Dataset entries on figures:

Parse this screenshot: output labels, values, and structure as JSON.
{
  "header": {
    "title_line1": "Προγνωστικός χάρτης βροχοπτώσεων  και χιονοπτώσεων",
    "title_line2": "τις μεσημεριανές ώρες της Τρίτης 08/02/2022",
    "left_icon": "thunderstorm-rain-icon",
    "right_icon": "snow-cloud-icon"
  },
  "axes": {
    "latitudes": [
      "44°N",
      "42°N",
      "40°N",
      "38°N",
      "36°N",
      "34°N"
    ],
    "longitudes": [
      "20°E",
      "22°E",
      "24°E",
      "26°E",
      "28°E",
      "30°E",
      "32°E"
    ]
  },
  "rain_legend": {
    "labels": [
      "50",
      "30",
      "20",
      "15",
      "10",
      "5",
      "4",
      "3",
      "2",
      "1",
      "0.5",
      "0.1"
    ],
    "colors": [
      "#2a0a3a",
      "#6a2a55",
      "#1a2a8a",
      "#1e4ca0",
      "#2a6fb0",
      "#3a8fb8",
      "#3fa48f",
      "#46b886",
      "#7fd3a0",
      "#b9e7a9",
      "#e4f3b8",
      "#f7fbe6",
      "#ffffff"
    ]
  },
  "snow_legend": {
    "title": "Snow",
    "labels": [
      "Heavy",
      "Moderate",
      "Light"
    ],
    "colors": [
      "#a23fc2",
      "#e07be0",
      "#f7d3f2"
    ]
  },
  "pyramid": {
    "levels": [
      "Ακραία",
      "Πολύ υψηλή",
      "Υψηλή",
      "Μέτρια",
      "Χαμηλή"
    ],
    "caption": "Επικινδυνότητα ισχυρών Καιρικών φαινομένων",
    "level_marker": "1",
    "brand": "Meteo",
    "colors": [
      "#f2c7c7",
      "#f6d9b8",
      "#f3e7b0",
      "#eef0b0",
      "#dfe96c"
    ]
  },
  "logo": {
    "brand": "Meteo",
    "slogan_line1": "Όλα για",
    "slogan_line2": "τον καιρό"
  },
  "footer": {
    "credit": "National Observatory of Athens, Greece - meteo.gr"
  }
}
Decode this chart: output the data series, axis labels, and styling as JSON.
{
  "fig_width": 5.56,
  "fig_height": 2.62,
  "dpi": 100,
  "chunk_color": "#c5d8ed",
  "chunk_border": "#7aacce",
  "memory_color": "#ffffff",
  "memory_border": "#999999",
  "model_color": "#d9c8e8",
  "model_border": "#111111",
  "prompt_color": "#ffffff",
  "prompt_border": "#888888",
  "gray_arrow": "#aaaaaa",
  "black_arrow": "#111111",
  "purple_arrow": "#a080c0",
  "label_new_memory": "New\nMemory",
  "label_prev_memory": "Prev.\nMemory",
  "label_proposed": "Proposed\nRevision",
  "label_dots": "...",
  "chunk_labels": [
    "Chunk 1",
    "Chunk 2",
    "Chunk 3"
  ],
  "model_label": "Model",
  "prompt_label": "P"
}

**SHORT EXERCISE:** Collect each line containing the string "output".

**RESPONSE TO THIS EXERCISE:**
Parse this screenshot: output labels, values, and structure as JSON.
Decode this chart: output the data series, axis labels, and styling as JSON.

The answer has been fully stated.